- [THE REQUEST] Transcribe the listing that follows in full, omitting pictures.

- [DATA ROWS]

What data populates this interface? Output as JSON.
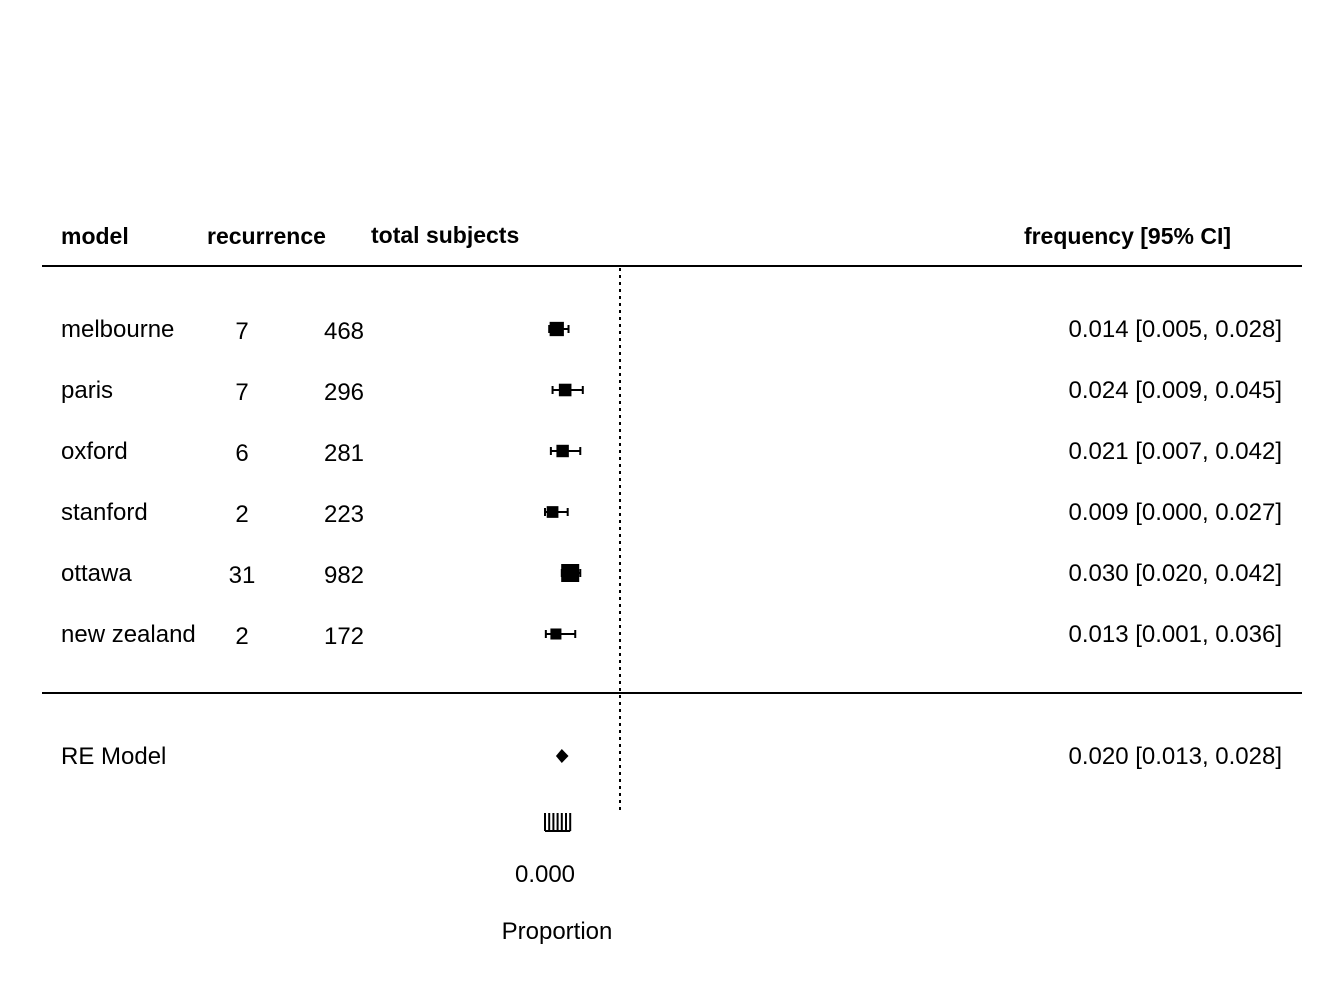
{
  "headers": {
    "model": "model",
    "recurrence": "recurrence",
    "total": "total subjects",
    "freq": "frequency [95% CI]"
  },
  "chart_data": {
    "type": "forest",
    "xlabel": "Proportion",
    "xtick_labels": [
      "0.000"
    ],
    "studies": [
      {
        "model": "melbourne",
        "recurrence": "7",
        "total": "468",
        "est": 0.014,
        "lo": 0.005,
        "hi": 0.028,
        "label": "0.014 [0.005, 0.028]"
      },
      {
        "model": "paris",
        "recurrence": "7",
        "total": "296",
        "est": 0.024,
        "lo": 0.009,
        "hi": 0.045,
        "label": "0.024 [0.009, 0.045]"
      },
      {
        "model": "oxford",
        "recurrence": "6",
        "total": "281",
        "est": 0.021,
        "lo": 0.007,
        "hi": 0.042,
        "label": "0.021 [0.007, 0.042]"
      },
      {
        "model": "stanford",
        "recurrence": "2",
        "total": "223",
        "est": 0.009,
        "lo": 0.0,
        "hi": 0.027,
        "label": "0.009 [0.000, 0.027]"
      },
      {
        "model": "ottawa",
        "recurrence": "31",
        "total": "982",
        "est": 0.03,
        "lo": 0.02,
        "hi": 0.042,
        "label": "0.030 [0.020, 0.042]"
      },
      {
        "model": "new zealand",
        "recurrence": "2",
        "total": "172",
        "est": 0.013,
        "lo": 0.001,
        "hi": 0.036,
        "label": "0.013 [0.001, 0.036]"
      }
    ],
    "summary": {
      "model": "RE Model",
      "est": 0.02,
      "lo": 0.013,
      "hi": 0.028,
      "label": "0.020 [0.013, 0.028]"
    }
  }
}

- [IN RESPONSE]
What data populates this interface? Output as JSON.
{
  "headers": {
    "model": "model",
    "recurrence": "recurrence",
    "total": "total subjects",
    "freq": "frequency [95% CI]"
  },
  "chart_data": {
    "type": "forest",
    "xlabel": "Proportion",
    "xtick_labels": [
      "0.000"
    ],
    "studies": [
      {
        "model": "melbourne",
        "recurrence": "7",
        "total": "468",
        "est": 0.014,
        "lo": 0.005,
        "hi": 0.028,
        "label": "0.014 [0.005, 0.028]"
      },
      {
        "model": "paris",
        "recurrence": "7",
        "total": "296",
        "est": 0.024,
        "lo": 0.009,
        "hi": 0.045,
        "label": "0.024 [0.009, 0.045]"
      },
      {
        "model": "oxford",
        "recurrence": "6",
        "total": "281",
        "est": 0.021,
        "lo": 0.007,
        "hi": 0.042,
        "label": "0.021 [0.007, 0.042]"
      },
      {
        "model": "stanford",
        "recurrence": "2",
        "total": "223",
        "est": 0.009,
        "lo": 0.0,
        "hi": 0.027,
        "label": "0.009 [0.000, 0.027]"
      },
      {
        "model": "ottawa",
        "recurrence": "31",
        "total": "982",
        "est": 0.03,
        "lo": 0.02,
        "hi": 0.042,
        "label": "0.030 [0.020, 0.042]"
      },
      {
        "model": "new zealand",
        "recurrence": "2",
        "total": "172",
        "est": 0.013,
        "lo": 0.001,
        "hi": 0.036,
        "label": "0.013 [0.001, 0.036]"
      }
    ],
    "summary": {
      "model": "RE Model",
      "est": 0.02,
      "lo": 0.013,
      "hi": 0.028,
      "label": "0.020 [0.013, 0.028]"
    }
  }
}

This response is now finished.